Exercise:
State the number of lines that include the string "name", and write nothing else.

Data shown:
>> START

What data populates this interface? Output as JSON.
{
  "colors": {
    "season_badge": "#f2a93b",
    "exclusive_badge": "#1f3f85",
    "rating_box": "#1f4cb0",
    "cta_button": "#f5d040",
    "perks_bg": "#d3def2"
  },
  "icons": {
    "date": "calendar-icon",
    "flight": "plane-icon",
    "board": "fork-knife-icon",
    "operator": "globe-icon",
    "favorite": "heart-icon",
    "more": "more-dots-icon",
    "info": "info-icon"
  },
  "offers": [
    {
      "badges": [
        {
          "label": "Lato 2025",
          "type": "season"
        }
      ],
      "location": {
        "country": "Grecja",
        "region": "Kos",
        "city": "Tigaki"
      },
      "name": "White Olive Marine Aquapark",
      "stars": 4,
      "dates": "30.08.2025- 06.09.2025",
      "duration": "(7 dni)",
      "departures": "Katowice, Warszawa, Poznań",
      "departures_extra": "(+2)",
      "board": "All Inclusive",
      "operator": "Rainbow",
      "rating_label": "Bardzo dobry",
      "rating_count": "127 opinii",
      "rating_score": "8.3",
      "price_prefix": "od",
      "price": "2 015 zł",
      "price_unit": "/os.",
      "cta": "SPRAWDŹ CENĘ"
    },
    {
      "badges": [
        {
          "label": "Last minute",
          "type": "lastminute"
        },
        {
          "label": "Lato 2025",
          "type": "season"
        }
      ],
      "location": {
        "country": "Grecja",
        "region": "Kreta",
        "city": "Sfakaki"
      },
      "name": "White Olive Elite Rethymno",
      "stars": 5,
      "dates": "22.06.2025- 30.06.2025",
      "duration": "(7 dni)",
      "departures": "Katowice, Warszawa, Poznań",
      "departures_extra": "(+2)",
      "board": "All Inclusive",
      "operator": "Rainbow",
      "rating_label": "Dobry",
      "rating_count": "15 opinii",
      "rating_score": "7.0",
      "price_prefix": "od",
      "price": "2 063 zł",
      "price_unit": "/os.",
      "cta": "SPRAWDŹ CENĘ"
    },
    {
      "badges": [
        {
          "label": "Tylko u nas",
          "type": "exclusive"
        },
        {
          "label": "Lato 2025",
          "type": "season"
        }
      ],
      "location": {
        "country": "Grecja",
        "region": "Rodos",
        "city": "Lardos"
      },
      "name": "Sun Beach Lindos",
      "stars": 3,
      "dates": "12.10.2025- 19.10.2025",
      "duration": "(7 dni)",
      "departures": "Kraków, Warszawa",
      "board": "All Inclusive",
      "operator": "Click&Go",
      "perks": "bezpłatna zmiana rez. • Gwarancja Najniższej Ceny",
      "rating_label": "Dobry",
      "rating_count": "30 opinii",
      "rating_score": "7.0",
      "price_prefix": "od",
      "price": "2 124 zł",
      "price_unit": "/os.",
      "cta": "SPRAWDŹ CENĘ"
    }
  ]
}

>> END

Output of the exercise:
3